(Dataset records)
---------------

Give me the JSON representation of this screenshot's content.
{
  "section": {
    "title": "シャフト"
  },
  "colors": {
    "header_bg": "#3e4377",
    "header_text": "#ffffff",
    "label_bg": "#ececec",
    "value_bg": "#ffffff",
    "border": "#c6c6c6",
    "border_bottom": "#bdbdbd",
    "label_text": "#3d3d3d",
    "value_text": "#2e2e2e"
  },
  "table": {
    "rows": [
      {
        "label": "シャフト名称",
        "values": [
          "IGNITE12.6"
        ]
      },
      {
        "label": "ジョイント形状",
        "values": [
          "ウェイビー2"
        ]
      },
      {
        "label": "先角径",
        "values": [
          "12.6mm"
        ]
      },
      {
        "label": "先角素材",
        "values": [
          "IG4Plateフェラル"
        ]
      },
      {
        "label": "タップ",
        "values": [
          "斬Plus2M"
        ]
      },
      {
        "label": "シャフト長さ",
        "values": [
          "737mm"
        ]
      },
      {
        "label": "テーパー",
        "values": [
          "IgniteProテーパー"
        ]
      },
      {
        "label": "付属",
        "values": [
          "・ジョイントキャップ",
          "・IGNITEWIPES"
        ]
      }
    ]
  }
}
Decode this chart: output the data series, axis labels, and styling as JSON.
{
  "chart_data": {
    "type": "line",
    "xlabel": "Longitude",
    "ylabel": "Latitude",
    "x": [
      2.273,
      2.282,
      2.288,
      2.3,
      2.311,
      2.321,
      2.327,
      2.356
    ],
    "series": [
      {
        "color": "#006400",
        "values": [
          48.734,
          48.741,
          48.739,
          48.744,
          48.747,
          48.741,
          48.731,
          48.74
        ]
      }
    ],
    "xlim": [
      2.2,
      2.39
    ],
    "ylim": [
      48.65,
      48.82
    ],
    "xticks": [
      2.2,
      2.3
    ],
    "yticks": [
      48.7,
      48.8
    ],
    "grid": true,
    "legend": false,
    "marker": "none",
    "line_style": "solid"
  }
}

---------------

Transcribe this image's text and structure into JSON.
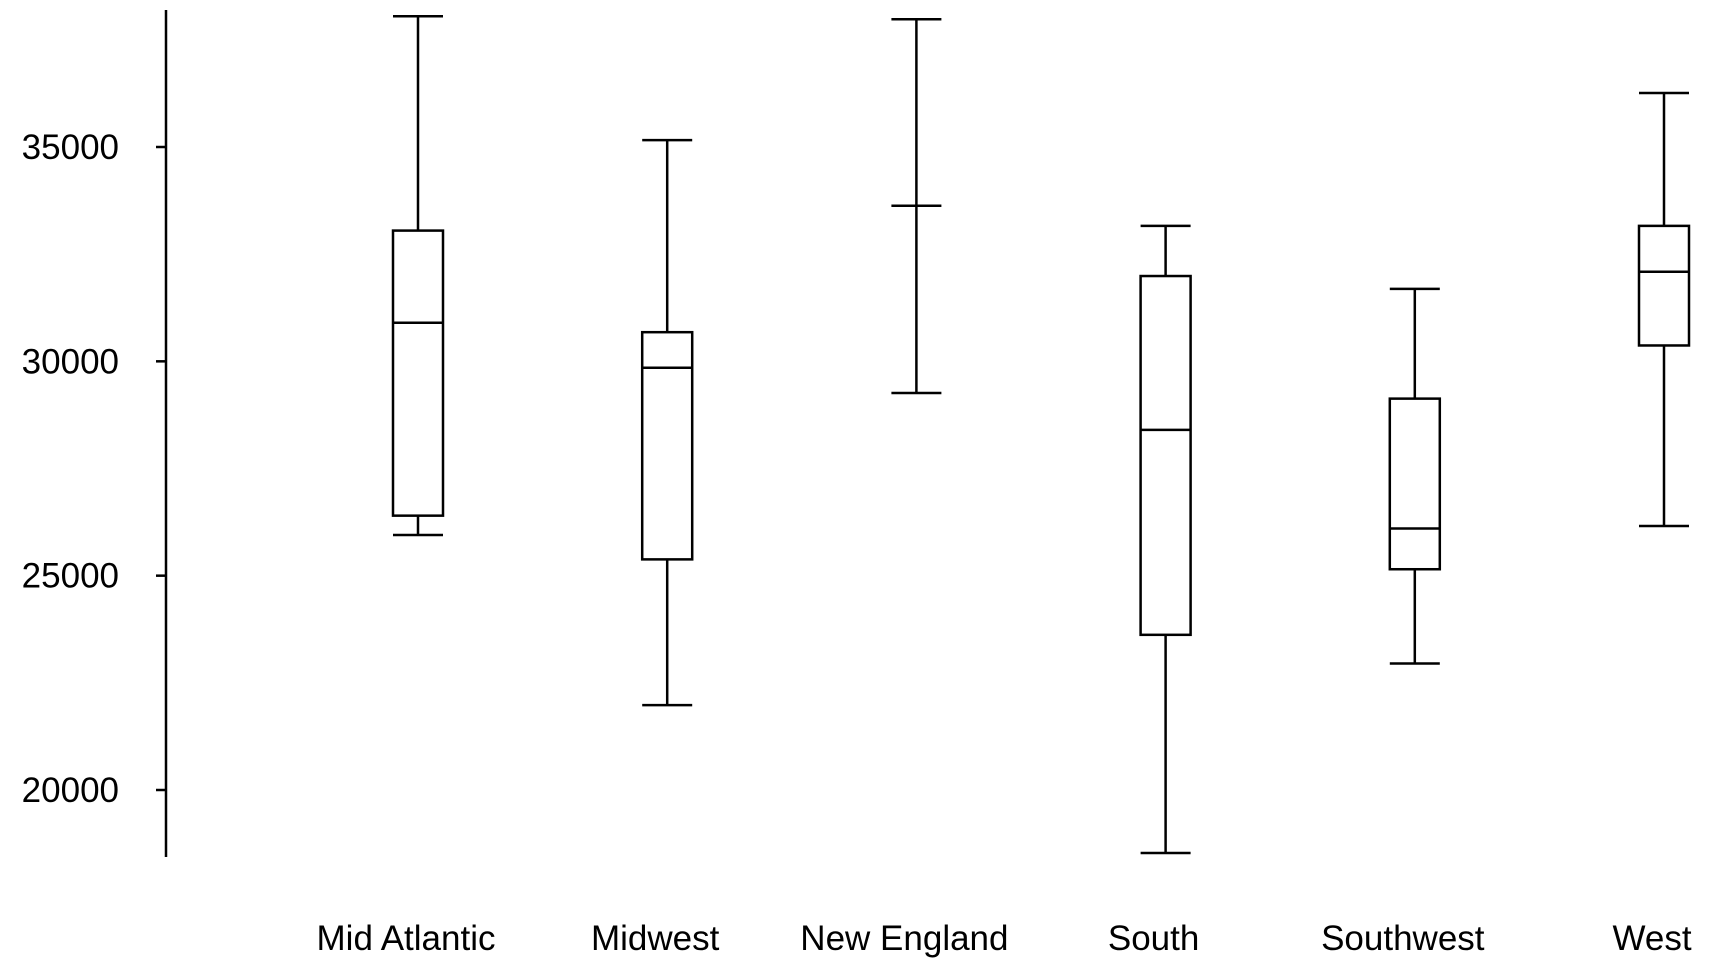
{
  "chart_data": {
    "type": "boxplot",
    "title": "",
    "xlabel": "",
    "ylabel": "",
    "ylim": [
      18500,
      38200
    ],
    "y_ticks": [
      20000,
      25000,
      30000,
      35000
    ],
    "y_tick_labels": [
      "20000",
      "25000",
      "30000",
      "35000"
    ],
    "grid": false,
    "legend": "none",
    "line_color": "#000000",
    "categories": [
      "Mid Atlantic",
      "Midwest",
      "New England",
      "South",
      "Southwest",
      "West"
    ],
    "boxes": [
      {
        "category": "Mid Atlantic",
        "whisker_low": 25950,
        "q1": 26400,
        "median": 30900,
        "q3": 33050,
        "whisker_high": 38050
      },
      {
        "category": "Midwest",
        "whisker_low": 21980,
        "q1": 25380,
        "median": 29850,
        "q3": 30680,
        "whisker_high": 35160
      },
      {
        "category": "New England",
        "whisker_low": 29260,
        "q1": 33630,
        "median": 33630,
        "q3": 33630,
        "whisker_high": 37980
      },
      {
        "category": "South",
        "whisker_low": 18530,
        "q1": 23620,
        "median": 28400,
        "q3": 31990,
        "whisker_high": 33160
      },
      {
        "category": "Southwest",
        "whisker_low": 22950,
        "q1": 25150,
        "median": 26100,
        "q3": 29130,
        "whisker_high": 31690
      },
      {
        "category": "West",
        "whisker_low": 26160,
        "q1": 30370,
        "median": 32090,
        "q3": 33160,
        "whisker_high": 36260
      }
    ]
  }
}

---------------

**GOAL**: Scan the listing above for the word "Atlantic" and copy every line that holds it.

**CORRECT RESULT**:
      "Mid Atlantic",
        "category": "Mid Atlantic",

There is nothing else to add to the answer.